======== Given data ========
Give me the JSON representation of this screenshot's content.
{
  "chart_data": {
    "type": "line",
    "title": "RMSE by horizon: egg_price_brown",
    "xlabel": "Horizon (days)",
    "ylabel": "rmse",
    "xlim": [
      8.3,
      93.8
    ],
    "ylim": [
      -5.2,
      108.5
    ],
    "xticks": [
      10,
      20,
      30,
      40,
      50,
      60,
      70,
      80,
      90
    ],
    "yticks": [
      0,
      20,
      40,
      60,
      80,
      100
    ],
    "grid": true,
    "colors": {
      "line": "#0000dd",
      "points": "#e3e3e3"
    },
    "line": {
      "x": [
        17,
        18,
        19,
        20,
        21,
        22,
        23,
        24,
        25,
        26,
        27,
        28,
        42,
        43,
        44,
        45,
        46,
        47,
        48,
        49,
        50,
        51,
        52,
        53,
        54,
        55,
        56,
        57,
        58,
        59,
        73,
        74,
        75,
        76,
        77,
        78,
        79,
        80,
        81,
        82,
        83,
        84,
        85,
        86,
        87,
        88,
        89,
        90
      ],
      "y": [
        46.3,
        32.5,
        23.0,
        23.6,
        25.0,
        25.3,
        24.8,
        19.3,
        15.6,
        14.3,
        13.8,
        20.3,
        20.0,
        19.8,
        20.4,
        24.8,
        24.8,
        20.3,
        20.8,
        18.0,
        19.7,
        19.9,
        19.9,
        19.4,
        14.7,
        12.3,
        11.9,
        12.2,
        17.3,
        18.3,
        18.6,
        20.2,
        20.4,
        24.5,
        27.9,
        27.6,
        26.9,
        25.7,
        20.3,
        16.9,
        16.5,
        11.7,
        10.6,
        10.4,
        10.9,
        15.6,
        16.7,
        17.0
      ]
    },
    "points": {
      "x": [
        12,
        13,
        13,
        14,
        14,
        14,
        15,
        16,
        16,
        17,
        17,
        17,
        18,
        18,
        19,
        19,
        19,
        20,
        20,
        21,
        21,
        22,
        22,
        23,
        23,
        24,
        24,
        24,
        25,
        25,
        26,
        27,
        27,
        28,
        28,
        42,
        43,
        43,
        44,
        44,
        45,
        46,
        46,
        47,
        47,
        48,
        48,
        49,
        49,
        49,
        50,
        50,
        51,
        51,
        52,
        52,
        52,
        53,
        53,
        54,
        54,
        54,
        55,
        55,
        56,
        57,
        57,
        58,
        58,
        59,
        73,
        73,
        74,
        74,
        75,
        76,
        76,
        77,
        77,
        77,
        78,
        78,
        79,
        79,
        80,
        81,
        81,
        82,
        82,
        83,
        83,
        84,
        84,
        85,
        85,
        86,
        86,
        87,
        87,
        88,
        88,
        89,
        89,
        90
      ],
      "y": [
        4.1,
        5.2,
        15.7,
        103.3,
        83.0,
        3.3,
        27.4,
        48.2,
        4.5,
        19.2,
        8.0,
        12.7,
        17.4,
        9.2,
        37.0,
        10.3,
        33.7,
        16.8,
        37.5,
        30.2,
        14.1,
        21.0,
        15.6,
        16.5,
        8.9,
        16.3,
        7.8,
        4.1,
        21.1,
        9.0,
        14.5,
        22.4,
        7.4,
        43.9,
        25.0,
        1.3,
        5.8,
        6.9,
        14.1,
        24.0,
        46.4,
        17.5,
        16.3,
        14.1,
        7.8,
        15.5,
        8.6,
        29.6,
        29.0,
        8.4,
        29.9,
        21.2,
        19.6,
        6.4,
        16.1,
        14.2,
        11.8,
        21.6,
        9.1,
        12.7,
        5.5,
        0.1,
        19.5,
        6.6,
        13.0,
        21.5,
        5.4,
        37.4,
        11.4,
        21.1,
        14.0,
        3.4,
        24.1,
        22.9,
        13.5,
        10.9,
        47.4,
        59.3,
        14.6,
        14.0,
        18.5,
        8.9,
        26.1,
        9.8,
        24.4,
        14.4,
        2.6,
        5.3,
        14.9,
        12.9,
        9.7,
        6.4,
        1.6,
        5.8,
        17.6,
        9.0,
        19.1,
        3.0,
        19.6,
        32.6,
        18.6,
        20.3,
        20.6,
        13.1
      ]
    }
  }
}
========
### What you are asked to do:
Extract every entry in the listing word for word.

### Answer:
Give me the JSON representation of this screenshot's content.
{
  "chart_data": {
    "type": "line",
    "title": "RMSE by horizon: egg_price_brown",
    "xlabel": "Horizon (days)",
    "ylabel": "rmse",
    "xlim": [
      8.3,
      93.8
    ],
    "ylim": [
      -5.2,
      108.5
    ],
    "xticks": [
      10,
      20,
      30,
      40,
      50,
      60,
      70,
      80,
      90
    ],
    "yticks": [
      0,
      20,
      40,
      60,
      80,
      100
    ],
    "grid": true,
    "colors": {
      "line": "#0000dd",
      "points": "#e3e3e3"
    },
    "line": {
      "x": [
        17,
        18,
        19,
        20,
        21,
        22,
        23,
        24,
        25,
        26,
        27,
        28,
        42,
        43,
        44,
        45,
        46,
        47,
        48,
        49,
        50,
        51,
        52,
        53,
        54,
        55,
        56,
        57,
        58,
        59,
        73,
        74,
        75,
        76,
        77,
        78,
        79,
        80,
        81,
        82,
        83,
        84,
        85,
        86,
        87,
        88,
        89,
        90
      ],
      "y": [
        46.3,
        32.5,
        23.0,
        23.6,
        25.0,
        25.3,
        24.8,
        19.3,
        15.6,
        14.3,
        13.8,
        20.3,
        20.0,
        19.8,
        20.4,
        24.8,
        24.8,
        20.3,
        20.8,
        18.0,
        19.7,
        19.9,
        19.9,
        19.4,
        14.7,
        12.3,
        11.9,
        12.2,
        17.3,
        18.3,
        18.6,
        20.2,
        20.4,
        24.5,
        27.9,
        27.6,
        26.9,
        25.7,
        20.3,
        16.9,
        16.5,
        11.7,
        10.6,
        10.4,
        10.9,
        15.6,
        16.7,
        17.0
      ]
    },
    "points": {
      "x": [
        12,
        13,
        13,
        14,
        14,
        14,
        15,
        16,
        16,
        17,
        17,
        17,
        18,
        18,
        19,
        19,
        19,
        20,
        20,
        21,
        21,
        22,
        22,
        23,
        23,
        24,
        24,
        24,
        25,
        25,
        26,
        27,
        27,
        28,
        28,
        42,
        43,
        43,
        44,
        44,
        45,
        46,
        46,
        47,
        47,
        48,
        48,
        49,
        49,
        49,
        50,
        50,
        51,
        51,
        52,
        52,
        52,
        53,
        53,
        54,
        54,
        54,
        55,
        55,
        56,
        57,
        57,
        58,
        58,
        59,
        73,
        73,
        74,
        74,
        75,
        76,
        76,
        77,
        77,
        77,
        78,
        78,
        79,
        79,
        80,
        81,
        81,
        82,
        82,
        83,
        83,
        84,
        84,
        85,
        85,
        86,
        86,
        87,
        87,
        88,
        88,
        89,
        89,
        90
      ],
      "y": [
        4.1,
        5.2,
        15.7,
        103.3,
        83.0,
        3.3,
        27.4,
        48.2,
        4.5,
        19.2,
        8.0,
        12.7,
        17.4,
        9.2,
        37.0,
        10.3,
        33.7,
        16.8,
        37.5,
        30.2,
        14.1,
        21.0,
        15.6,
        16.5,
        8.9,
        16.3,
        7.8,
        4.1,
        21.1,
        9.0,
        14.5,
        22.4,
        7.4,
        43.9,
        25.0,
        1.3,
        5.8,
        6.9,
        14.1,
        24.0,
        46.4,
        17.5,
        16.3,
        14.1,
        7.8,
        15.5,
        8.6,
        29.6,
        29.0,
        8.4,
        29.9,
        21.2,
        19.6,
        6.4,
        16.1,
        14.2,
        11.8,
        21.6,
        9.1,
        12.7,
        5.5,
        0.1,
        19.5,
        6.6,
        13.0,
        21.5,
        5.4,
        37.4,
        11.4,
        21.1,
        14.0,
        3.4,
        24.1,
        22.9,
        13.5,
        10.9,
        47.4,
        59.3,
        14.6,
        14.0,
        18.5,
        8.9,
        26.1,
        9.8,
        24.4,
        14.4,
        2.6,
        5.3,
        14.9,
        12.9,
        9.7,
        6.4,
        1.6,
        5.8,
        17.6,
        9.0,
        19.1,
        3.0,
        19.6,
        32.6,
        18.6,
        20.3,
        20.6,
        13.1
      ]
    }
  }
}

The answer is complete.